» Task objective:
Count how many lines hold the string "content", and give only that number.

» The data:
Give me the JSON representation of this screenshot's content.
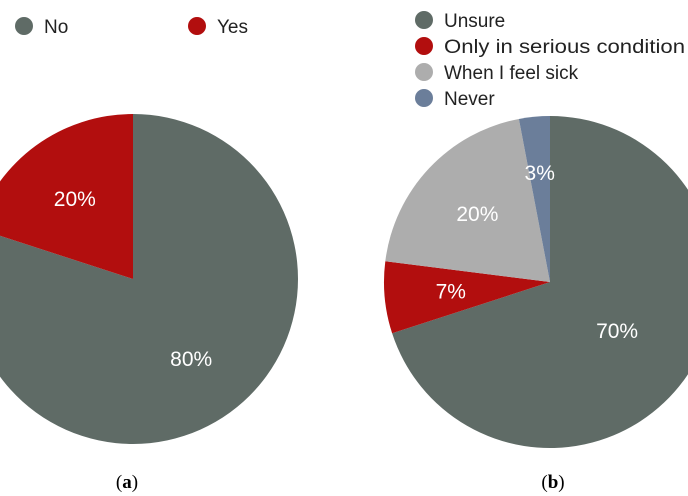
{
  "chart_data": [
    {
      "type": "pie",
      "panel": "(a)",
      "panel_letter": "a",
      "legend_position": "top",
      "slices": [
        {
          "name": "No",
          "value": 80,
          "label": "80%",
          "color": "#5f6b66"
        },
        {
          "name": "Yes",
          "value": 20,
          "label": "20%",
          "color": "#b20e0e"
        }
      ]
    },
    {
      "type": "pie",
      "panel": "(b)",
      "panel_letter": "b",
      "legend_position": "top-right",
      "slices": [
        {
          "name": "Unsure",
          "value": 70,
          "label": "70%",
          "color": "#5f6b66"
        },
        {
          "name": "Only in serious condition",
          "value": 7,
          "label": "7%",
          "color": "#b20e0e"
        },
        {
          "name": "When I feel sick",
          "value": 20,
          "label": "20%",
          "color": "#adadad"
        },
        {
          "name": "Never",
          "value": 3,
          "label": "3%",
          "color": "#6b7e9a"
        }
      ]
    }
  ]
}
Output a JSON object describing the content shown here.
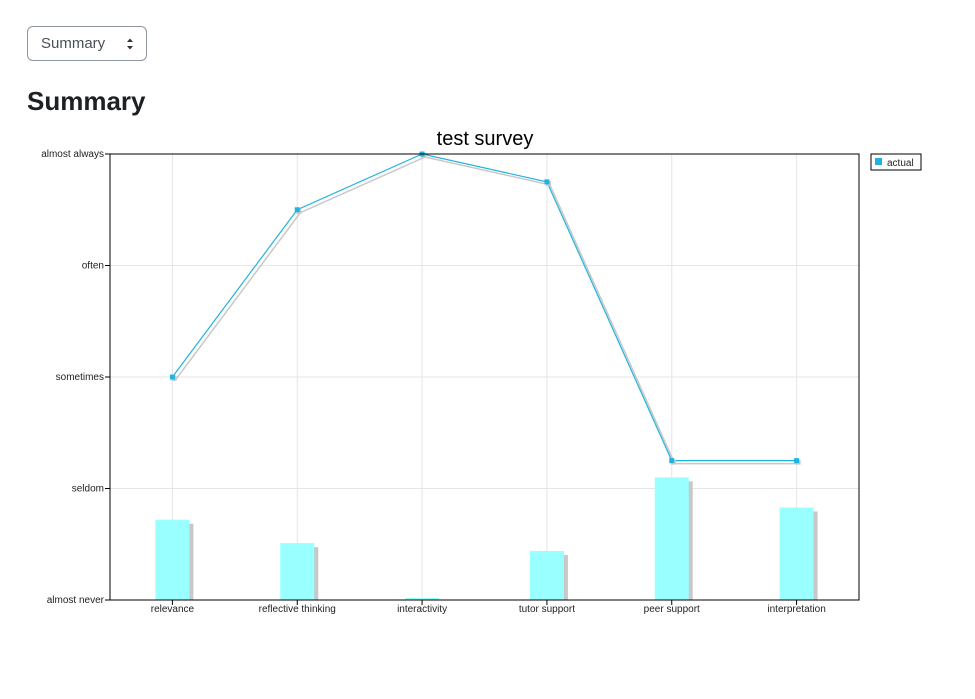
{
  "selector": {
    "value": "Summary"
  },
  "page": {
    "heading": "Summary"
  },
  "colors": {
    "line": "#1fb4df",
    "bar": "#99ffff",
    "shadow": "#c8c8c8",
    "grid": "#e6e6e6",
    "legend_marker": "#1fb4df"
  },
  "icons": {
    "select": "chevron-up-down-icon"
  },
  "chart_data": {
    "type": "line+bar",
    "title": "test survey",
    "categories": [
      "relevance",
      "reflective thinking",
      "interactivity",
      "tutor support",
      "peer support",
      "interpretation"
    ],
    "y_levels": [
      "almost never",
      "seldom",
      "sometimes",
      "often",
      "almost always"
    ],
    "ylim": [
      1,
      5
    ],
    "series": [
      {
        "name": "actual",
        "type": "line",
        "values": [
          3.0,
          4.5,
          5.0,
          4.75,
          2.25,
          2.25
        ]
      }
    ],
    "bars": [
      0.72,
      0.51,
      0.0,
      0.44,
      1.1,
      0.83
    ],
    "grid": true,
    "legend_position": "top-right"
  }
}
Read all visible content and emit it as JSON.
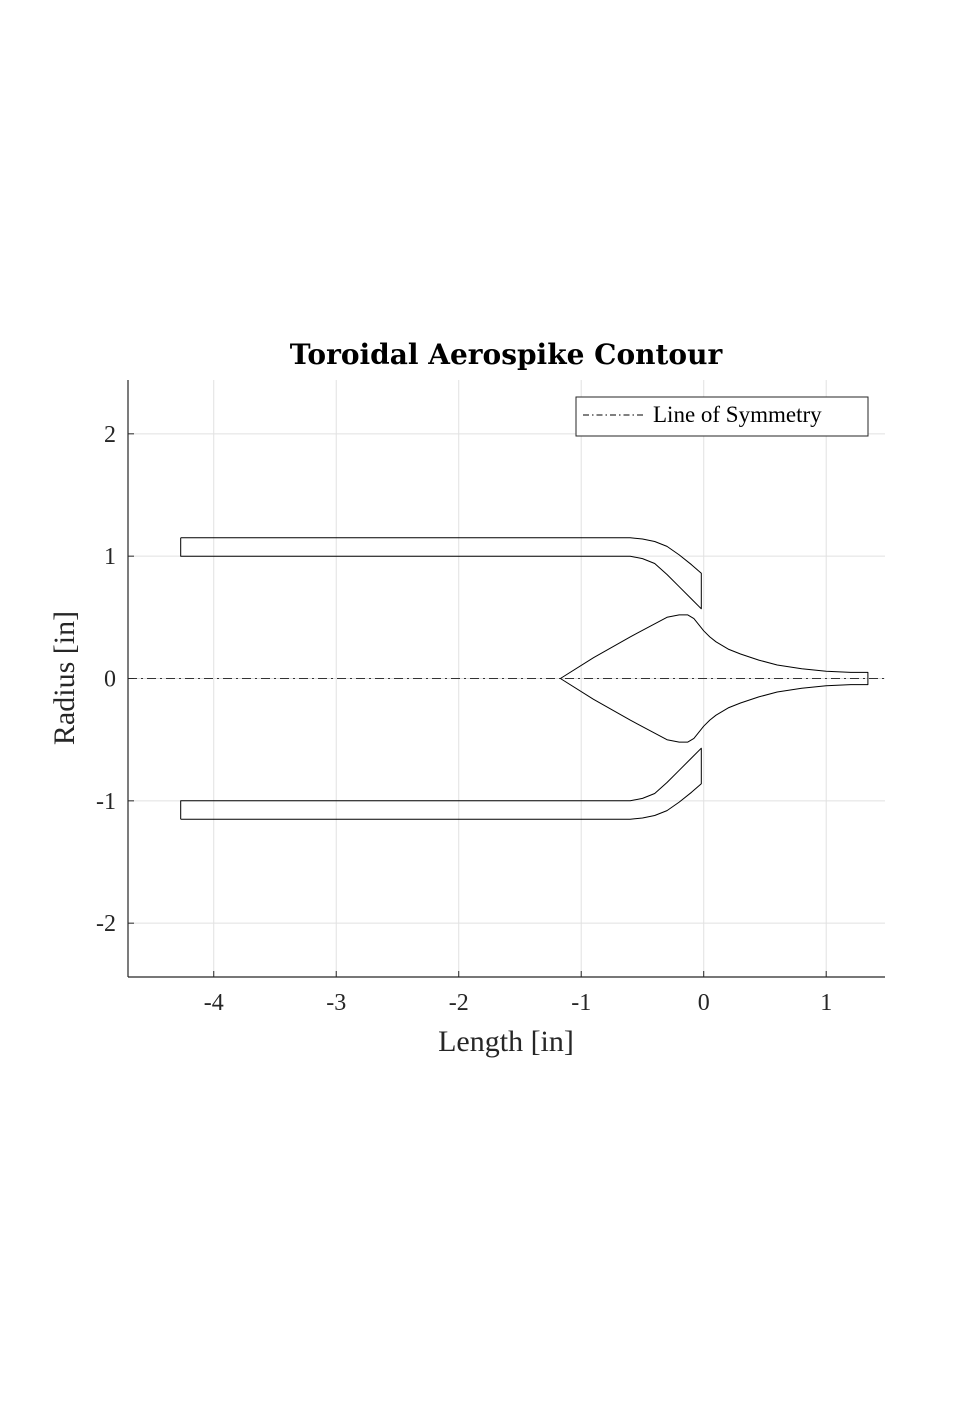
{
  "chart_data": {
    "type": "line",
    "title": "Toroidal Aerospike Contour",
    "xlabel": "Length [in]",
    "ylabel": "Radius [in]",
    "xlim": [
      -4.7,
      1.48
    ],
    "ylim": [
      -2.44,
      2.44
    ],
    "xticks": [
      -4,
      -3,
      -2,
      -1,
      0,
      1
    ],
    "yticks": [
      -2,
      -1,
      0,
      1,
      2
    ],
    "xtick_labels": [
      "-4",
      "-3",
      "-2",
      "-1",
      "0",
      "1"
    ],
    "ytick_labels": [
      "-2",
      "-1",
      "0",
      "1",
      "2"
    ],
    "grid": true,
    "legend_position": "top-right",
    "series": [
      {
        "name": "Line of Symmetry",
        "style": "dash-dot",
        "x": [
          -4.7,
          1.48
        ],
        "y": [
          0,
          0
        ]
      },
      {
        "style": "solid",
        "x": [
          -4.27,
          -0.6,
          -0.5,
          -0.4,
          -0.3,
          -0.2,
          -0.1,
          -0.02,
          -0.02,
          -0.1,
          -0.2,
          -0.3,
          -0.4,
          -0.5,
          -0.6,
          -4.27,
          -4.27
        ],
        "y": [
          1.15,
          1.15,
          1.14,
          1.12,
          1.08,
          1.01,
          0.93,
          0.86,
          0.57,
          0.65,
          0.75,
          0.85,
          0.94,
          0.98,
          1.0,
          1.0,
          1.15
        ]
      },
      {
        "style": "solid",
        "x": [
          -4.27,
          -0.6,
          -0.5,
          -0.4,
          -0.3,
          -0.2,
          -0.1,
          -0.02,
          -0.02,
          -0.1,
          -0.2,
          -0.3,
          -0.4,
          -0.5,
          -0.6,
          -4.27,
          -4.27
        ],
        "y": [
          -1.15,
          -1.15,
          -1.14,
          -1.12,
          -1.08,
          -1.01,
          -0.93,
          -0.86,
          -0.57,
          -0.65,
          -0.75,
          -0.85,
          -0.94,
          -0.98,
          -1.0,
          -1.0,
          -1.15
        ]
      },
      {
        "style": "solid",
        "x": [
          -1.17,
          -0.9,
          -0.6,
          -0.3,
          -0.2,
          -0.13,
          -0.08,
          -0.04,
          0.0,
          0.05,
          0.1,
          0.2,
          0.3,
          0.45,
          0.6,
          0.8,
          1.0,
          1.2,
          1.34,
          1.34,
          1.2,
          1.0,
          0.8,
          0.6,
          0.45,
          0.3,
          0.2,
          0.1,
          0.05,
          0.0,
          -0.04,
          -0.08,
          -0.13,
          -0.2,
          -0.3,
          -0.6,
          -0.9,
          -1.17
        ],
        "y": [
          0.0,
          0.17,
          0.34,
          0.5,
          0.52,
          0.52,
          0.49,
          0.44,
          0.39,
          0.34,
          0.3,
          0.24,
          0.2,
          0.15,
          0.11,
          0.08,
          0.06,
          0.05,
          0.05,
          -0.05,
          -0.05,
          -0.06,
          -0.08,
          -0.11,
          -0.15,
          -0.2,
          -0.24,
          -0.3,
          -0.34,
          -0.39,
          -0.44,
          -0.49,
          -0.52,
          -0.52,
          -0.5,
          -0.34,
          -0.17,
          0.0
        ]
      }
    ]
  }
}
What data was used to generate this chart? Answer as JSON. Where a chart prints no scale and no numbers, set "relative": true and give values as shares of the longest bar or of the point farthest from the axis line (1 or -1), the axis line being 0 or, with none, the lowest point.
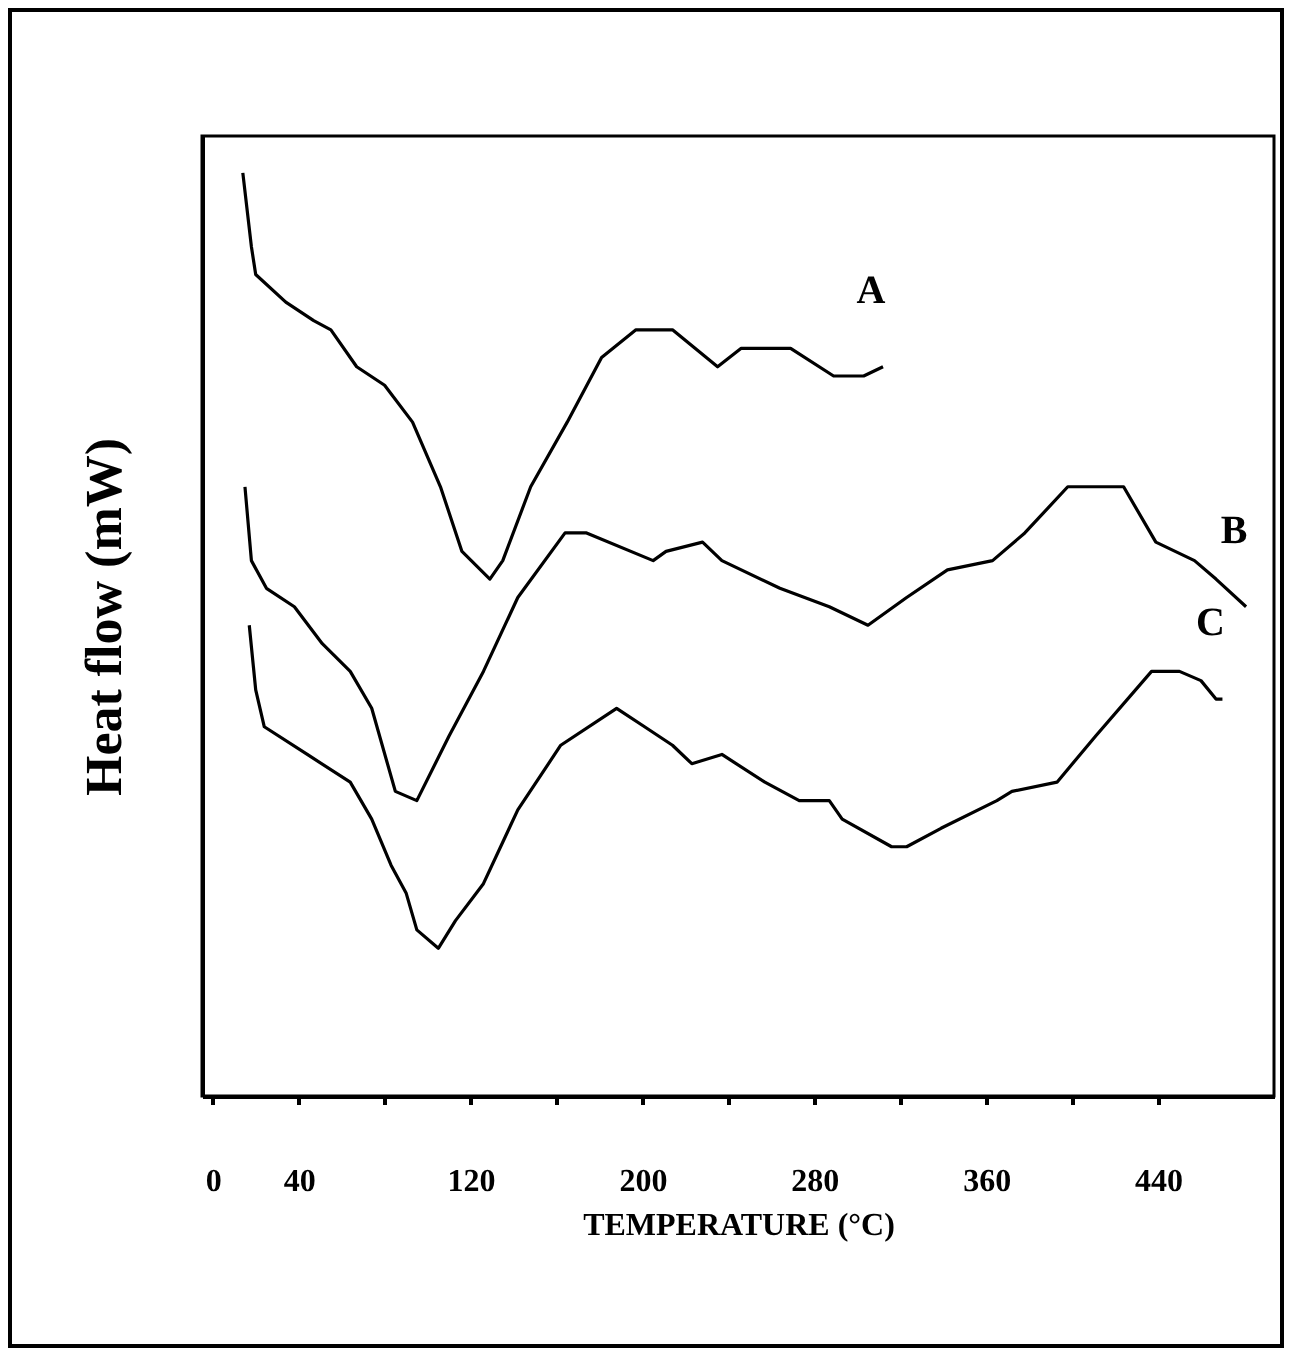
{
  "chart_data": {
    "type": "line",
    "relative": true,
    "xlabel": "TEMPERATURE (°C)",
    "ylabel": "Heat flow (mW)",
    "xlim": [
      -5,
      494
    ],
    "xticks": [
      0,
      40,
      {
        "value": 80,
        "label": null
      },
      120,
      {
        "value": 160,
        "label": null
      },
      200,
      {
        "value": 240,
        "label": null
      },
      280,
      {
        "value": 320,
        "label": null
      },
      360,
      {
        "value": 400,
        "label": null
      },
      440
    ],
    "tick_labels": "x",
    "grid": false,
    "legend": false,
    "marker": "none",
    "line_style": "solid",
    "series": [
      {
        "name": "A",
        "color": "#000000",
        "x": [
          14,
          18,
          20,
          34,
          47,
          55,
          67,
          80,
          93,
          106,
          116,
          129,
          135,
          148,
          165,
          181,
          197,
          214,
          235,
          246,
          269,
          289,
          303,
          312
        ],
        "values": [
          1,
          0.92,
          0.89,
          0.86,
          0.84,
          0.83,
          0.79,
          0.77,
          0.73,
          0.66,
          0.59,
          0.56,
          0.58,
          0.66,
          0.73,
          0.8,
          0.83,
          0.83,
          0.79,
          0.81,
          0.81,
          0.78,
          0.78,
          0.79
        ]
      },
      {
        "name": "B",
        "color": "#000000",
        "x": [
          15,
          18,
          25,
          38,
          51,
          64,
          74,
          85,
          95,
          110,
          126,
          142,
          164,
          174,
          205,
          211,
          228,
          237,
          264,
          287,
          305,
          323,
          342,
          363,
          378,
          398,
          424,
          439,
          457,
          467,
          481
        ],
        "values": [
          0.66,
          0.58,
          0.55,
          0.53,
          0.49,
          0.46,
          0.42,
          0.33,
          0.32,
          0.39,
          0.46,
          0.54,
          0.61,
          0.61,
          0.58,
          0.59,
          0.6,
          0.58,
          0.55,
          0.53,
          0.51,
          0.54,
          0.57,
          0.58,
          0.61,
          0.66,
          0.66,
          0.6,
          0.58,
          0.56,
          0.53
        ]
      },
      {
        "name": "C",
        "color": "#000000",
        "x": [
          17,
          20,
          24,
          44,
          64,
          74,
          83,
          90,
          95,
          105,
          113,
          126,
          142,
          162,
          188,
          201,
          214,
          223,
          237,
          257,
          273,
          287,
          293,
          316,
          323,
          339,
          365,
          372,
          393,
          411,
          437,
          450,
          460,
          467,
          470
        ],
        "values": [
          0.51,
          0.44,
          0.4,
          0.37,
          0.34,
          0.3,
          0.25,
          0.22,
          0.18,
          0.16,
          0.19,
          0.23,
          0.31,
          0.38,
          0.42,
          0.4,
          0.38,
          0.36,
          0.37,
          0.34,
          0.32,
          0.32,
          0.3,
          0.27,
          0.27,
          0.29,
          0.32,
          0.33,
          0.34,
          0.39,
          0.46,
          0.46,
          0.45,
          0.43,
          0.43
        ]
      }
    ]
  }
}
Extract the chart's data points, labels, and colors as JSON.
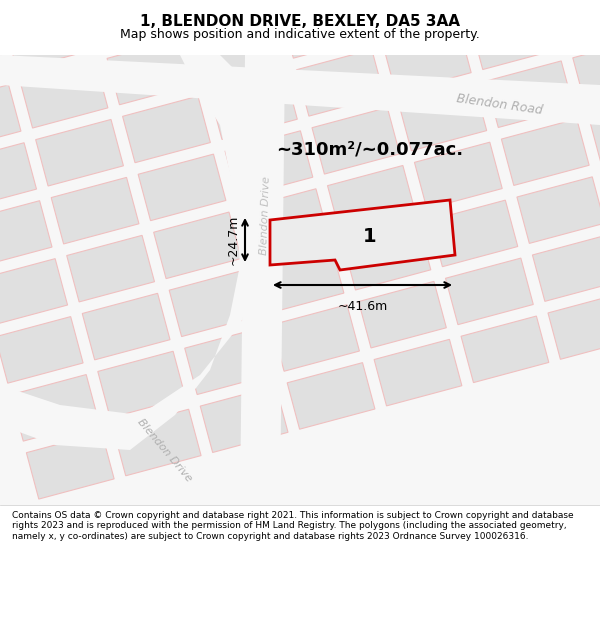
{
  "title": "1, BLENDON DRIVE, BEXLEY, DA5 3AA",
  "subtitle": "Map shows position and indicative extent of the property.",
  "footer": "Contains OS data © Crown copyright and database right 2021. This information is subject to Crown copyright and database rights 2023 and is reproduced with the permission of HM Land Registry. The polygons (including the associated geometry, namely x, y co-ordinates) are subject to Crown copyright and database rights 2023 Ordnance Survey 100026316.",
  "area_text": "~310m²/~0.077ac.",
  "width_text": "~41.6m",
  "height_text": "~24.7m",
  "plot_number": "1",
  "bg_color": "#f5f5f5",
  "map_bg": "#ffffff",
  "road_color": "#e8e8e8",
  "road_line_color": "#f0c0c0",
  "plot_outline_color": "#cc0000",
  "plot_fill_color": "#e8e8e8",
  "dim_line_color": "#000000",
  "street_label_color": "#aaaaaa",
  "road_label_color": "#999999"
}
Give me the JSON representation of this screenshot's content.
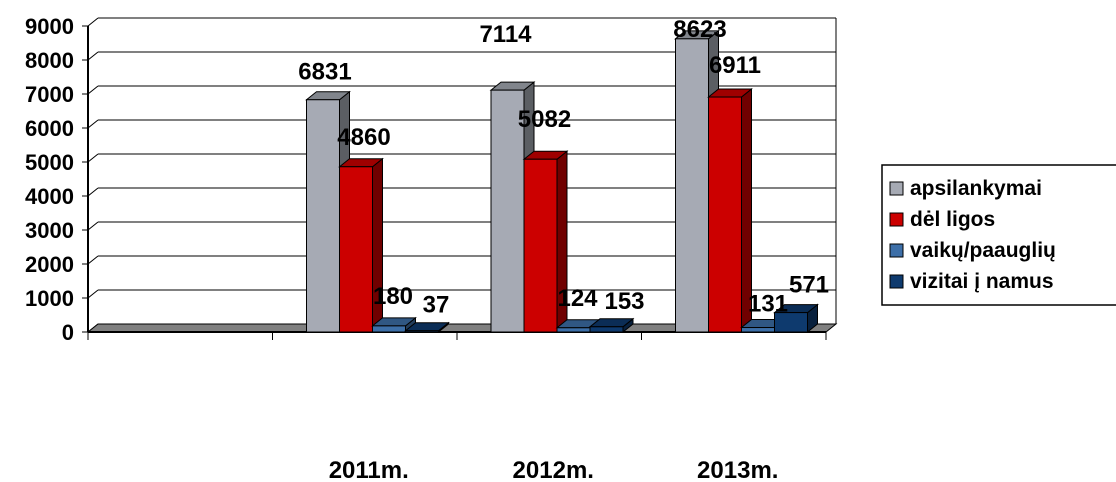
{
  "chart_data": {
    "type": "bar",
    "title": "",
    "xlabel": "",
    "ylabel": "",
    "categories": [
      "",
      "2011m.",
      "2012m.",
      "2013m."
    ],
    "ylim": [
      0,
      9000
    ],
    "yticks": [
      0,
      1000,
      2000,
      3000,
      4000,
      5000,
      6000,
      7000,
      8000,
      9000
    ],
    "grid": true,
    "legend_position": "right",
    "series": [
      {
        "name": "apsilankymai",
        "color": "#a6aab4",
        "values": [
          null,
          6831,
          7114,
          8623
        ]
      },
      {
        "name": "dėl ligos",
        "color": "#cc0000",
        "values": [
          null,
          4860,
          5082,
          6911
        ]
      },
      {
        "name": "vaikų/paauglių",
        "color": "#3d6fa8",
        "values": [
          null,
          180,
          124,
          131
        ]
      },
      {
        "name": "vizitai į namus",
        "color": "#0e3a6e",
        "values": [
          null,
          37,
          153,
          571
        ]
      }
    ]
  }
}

» Complete output:
4